▶ _Problem to solve_
How many of the lines here include "заболеваний"? Answer with a single number.

= = = =

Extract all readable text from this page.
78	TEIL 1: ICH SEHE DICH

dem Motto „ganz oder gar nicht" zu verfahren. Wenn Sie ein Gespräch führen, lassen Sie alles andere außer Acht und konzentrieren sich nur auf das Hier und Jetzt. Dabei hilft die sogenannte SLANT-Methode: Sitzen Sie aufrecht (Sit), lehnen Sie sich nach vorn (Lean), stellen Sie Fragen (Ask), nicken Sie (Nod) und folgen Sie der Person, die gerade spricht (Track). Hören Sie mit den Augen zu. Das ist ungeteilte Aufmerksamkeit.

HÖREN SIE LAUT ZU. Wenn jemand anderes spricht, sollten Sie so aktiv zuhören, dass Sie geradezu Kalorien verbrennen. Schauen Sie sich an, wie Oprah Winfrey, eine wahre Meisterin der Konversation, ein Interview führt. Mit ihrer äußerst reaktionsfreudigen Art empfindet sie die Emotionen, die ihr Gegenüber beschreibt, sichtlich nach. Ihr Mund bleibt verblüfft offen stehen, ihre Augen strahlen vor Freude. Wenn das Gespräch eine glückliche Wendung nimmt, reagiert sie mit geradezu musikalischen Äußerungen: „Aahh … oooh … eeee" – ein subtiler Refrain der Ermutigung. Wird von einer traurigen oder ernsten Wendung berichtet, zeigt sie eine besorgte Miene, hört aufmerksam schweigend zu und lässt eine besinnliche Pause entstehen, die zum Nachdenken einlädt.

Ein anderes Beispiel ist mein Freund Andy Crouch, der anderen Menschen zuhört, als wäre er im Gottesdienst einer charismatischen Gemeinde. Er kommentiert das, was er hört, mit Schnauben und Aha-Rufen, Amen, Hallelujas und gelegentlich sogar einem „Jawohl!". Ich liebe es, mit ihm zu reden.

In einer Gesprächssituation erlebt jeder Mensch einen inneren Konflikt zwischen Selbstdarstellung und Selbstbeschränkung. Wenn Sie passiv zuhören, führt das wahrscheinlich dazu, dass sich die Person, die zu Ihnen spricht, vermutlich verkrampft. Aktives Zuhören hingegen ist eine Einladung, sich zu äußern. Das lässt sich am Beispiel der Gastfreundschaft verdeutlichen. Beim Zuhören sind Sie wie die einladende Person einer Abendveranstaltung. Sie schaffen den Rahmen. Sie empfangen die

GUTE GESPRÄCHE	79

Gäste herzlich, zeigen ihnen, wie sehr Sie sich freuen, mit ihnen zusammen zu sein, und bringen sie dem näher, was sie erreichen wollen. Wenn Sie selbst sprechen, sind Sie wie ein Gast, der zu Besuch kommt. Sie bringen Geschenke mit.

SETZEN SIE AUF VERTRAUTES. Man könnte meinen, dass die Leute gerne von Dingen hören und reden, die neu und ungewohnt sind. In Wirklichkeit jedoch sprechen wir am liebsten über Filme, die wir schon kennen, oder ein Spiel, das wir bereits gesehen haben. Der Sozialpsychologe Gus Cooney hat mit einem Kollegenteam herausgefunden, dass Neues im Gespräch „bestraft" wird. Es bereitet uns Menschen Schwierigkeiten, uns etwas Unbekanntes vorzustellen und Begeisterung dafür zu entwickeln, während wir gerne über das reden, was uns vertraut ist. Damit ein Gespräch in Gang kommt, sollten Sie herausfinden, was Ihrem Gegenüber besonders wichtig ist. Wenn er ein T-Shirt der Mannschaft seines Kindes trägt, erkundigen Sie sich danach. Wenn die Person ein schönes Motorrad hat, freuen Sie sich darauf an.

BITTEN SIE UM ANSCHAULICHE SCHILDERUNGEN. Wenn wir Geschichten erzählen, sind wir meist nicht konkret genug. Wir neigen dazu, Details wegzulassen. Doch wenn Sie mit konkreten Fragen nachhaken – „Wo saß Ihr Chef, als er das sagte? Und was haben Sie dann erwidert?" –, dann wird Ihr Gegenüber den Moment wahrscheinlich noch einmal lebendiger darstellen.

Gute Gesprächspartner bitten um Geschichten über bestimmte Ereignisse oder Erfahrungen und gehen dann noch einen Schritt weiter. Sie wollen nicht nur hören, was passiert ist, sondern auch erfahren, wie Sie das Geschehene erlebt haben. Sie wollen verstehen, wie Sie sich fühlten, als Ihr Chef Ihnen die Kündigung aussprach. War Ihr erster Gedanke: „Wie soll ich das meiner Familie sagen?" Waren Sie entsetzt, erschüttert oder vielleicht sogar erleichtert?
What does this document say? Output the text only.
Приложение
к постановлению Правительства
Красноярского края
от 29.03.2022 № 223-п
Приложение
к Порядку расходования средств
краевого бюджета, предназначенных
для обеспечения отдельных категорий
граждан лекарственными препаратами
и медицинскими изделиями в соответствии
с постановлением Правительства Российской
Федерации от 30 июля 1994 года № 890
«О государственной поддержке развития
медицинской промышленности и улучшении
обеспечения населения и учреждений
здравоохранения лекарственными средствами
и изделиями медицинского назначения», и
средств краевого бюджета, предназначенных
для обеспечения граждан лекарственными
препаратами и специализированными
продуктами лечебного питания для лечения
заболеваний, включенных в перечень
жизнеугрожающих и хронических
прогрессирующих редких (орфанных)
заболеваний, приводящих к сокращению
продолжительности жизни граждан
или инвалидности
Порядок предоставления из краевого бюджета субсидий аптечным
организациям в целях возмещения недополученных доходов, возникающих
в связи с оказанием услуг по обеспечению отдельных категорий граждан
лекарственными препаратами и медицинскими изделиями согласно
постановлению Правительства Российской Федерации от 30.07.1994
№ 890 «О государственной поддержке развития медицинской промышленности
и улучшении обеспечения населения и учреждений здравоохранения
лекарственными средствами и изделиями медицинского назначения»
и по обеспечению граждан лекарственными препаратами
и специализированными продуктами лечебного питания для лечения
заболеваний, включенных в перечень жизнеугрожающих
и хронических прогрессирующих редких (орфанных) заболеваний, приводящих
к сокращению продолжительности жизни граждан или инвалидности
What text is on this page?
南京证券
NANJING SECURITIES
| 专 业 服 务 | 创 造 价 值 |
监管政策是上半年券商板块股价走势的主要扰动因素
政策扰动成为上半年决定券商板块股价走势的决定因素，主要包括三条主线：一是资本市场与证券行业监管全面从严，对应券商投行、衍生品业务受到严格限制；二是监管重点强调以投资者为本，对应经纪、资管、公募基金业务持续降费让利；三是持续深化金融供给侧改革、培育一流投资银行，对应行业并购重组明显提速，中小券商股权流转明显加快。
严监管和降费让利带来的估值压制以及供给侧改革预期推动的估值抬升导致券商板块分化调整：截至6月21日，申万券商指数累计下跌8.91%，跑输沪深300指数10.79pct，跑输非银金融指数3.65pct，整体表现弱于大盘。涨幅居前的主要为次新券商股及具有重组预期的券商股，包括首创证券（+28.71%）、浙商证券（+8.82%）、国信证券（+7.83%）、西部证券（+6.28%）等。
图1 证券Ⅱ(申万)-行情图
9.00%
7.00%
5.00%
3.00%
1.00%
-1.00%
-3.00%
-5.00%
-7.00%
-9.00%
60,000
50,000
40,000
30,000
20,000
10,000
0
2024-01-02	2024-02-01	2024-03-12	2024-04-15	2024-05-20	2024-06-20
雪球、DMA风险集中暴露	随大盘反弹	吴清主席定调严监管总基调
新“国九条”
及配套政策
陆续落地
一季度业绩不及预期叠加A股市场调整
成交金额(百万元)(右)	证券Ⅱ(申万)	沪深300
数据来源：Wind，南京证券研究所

= = = =

▶ _Output of the exercise_
4